What the task requires -
In the entries below, find the lines that contain the word "Város" and copy them.

The input -
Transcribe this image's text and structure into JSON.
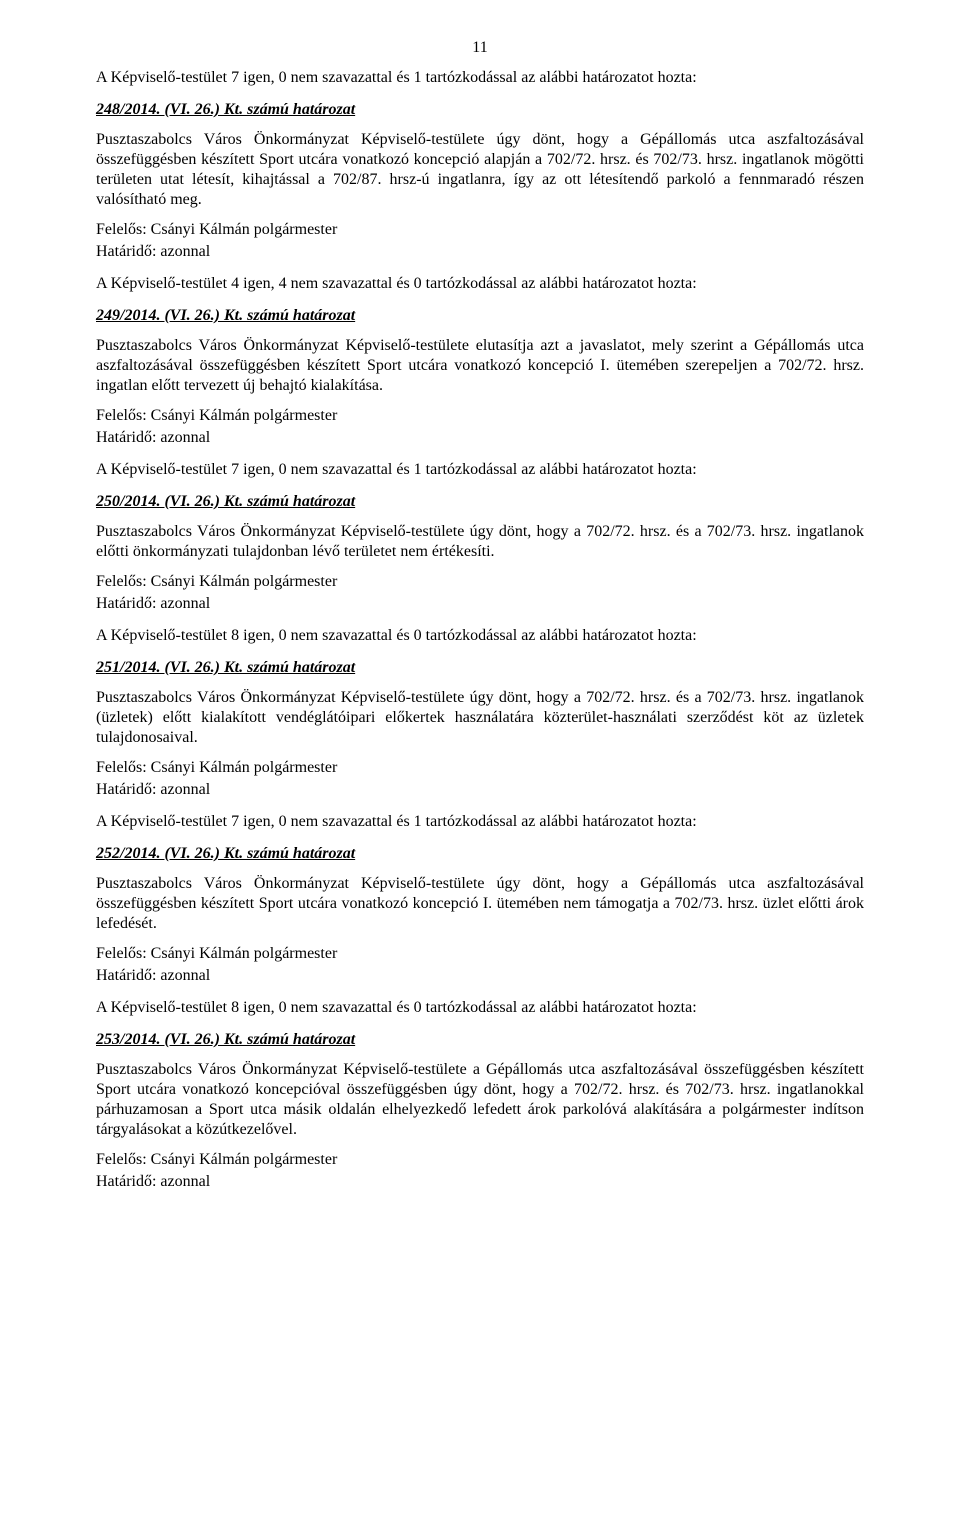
{
  "page_number": "11",
  "resolutions": [
    {
      "vote_line": "A Képviselő-testület 7 igen, 0 nem szavazattal és 1 tartózkodással az alábbi határozatot hozta:",
      "title": "248/2014. (VI. 26.) Kt. számú határozat",
      "body": "Pusztaszabolcs Város Önkormányzat Képviselő-testülete úgy dönt, hogy a Gépállomás utca aszfaltozásával összefüggésben készített Sport utcára vonatkozó koncepció alapján a 702/72. hrsz. és 702/73. hrsz. ingatlanok mögötti területen utat létesít, kihajtással a 702/87. hrsz-ú ingatlanra, így az ott létesítendő parkoló a fennmaradó részen valósítható meg.",
      "closing1": "Felelős: Csányi Kálmán polgármester",
      "closing2": "Határidő: azonnal"
    },
    {
      "vote_line": "A Képviselő-testület 4 igen, 4 nem szavazattal és 0 tartózkodással az alábbi határozatot hozta:",
      "title": "249/2014. (VI. 26.) Kt. számú határozat",
      "body": "Pusztaszabolcs Város Önkormányzat Képviselő-testülete elutasítja azt a javaslatot, mely szerint a Gépállomás utca aszfaltozásával összefüggésben készített Sport utcára vonatkozó koncepció I. ütemében szerepeljen a 702/72. hrsz. ingatlan előtt tervezett új behajtó kialakítása.",
      "closing1": "Felelős: Csányi Kálmán polgármester",
      "closing2": "Határidő: azonnal"
    },
    {
      "vote_line": "A Képviselő-testület 7 igen, 0 nem szavazattal és 1 tartózkodással az alábbi határozatot hozta:",
      "title": "250/2014. (VI. 26.) Kt. számú határozat",
      "body": "Pusztaszabolcs Város Önkormányzat Képviselő-testülete úgy dönt, hogy a 702/72. hrsz. és a 702/73. hrsz. ingatlanok előtti önkormányzati tulajdonban lévő területet nem értékesíti.",
      "closing1": "Felelős: Csányi Kálmán polgármester",
      "closing2": "Határidő: azonnal"
    },
    {
      "vote_line": "A Képviselő-testület 8 igen, 0 nem szavazattal és 0 tartózkodással az alábbi határozatot hozta:",
      "title": "251/2014. (VI. 26.) Kt. számú határozat",
      "body": "Pusztaszabolcs Város Önkormányzat Képviselő-testülete úgy dönt, hogy a 702/72. hrsz. és a 702/73. hrsz. ingatlanok (üzletek) előtt kialakított vendéglátóipari előkertek használatára közterület-használati szerződést köt az üzletek tulajdonosaival.",
      "closing1": "Felelős: Csányi Kálmán polgármester",
      "closing2": "Határidő: azonnal"
    },
    {
      "vote_line": "A Képviselő-testület 7 igen, 0 nem szavazattal és 1 tartózkodással az alábbi határozatot hozta:",
      "title": "252/2014. (VI. 26.) Kt. számú határozat",
      "body": "Pusztaszabolcs Város Önkormányzat Képviselő-testülete úgy dönt, hogy a Gépállomás utca aszfaltozásával összefüggésben készített Sport utcára vonatkozó koncepció I. ütemében nem támogatja a 702/73. hrsz. üzlet előtti árok lefedését.",
      "closing1": "Felelős: Csányi Kálmán polgármester",
      "closing2": "Határidő: azonnal"
    },
    {
      "vote_line": "A Képviselő-testület 8 igen, 0 nem szavazattal és 0 tartózkodással az alábbi határozatot hozta:",
      "title": "253/2014. (VI. 26.) Kt. számú határozat",
      "body": "Pusztaszabolcs Város Önkormányzat Képviselő-testülete a Gépállomás utca aszfaltozásával összefüggésben készített Sport utcára vonatkozó koncepcióval összefüggésben úgy dönt, hogy a 702/72. hrsz. és 702/73. hrsz. ingatlanokkal párhuzamosan a Sport utca másik oldalán elhelyezkedő lefedett árok parkolóvá alakítására a polgármester indítson tárgyalásokat a közútkezelővel.",
      "closing1": "Felelős: Csányi Kálmán polgármester",
      "closing2": "Határidő: azonnal"
    }
  ]
}
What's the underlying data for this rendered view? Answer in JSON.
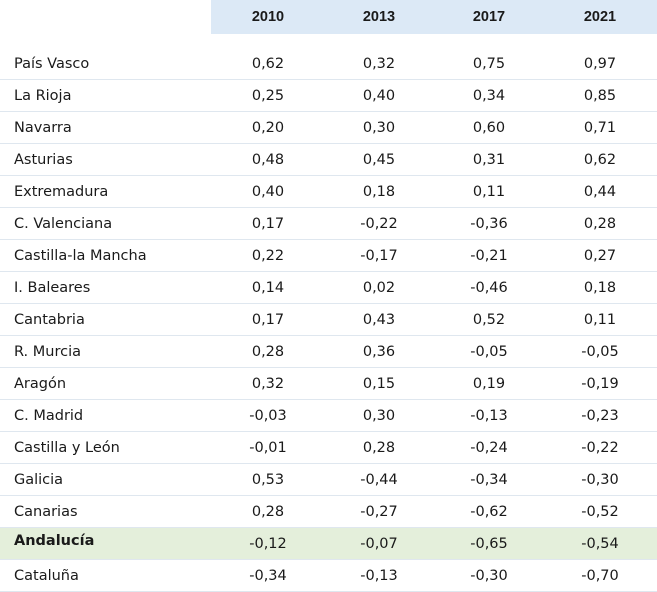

Output -
      "body": "Pusztaszabolcs Város Önkormányzat Képviselő-testülete úgy dönt, hogy a Gépállomás utca aszfaltozásával összefüggésben készített Sport utcára vonatkozó koncepció alapján a 702/72. hrsz. és 702/73. hrsz. ingatlanok mögötti területen utat létesít, kihajtással a 702/87. hrsz-ú ingatlanra, így az ott létesítendő parkoló a fennmaradó részen valósítható meg.",
      "body": "Pusztaszabolcs Város Önkormányzat Képviselő-testülete elutasítja azt a javaslatot, mely szerint a Gépállomás utca aszfaltozásával összefüggésben készített Sport utcára vonatkozó koncepció I. ütemében szerepeljen a 702/72. hrsz. ingatlan előtt tervezett új behajtó kialakítása.",
      "body": "Pusztaszabolcs Város Önkormányzat Képviselő-testülete úgy dönt, hogy a 702/72. hrsz. és a 702/73. hrsz. ingatlanok előtti önkormányzati tulajdonban lévő területet nem értékesíti.",
      "body": "Pusztaszabolcs Város Önkormányzat Képviselő-testülete úgy dönt, hogy a 702/72. hrsz. és a 702/73. hrsz. ingatlanok (üzletek) előtt kialakított vendéglátóipari előkertek használatára közterület-használati szerződést köt az üzletek tulajdonosaival.",
      "body": "Pusztaszabolcs Város Önkormányzat Képviselő-testülete úgy dönt, hogy a Gépállomás utca aszfaltozásával összefüggésben készített Sport utcára vonatkozó koncepció I. ütemében nem támogatja a 702/73. hrsz. üzlet előtti árok lefedését.",
      "body": "Pusztaszabolcs Város Önkormányzat Képviselő-testülete a Gépállomás utca aszfaltozásával összefüggésben készített Sport utcára vonatkozó koncepcióval összefüggésben úgy dönt, hogy a 702/72. hrsz. és 702/73. hrsz. ingatlanokkal párhuzamosan a Sport utca másik oldalán elhelyezkedő lefedett árok parkolóvá alakítására a polgármester indítson tárgyalásokat a közútkezelővel.",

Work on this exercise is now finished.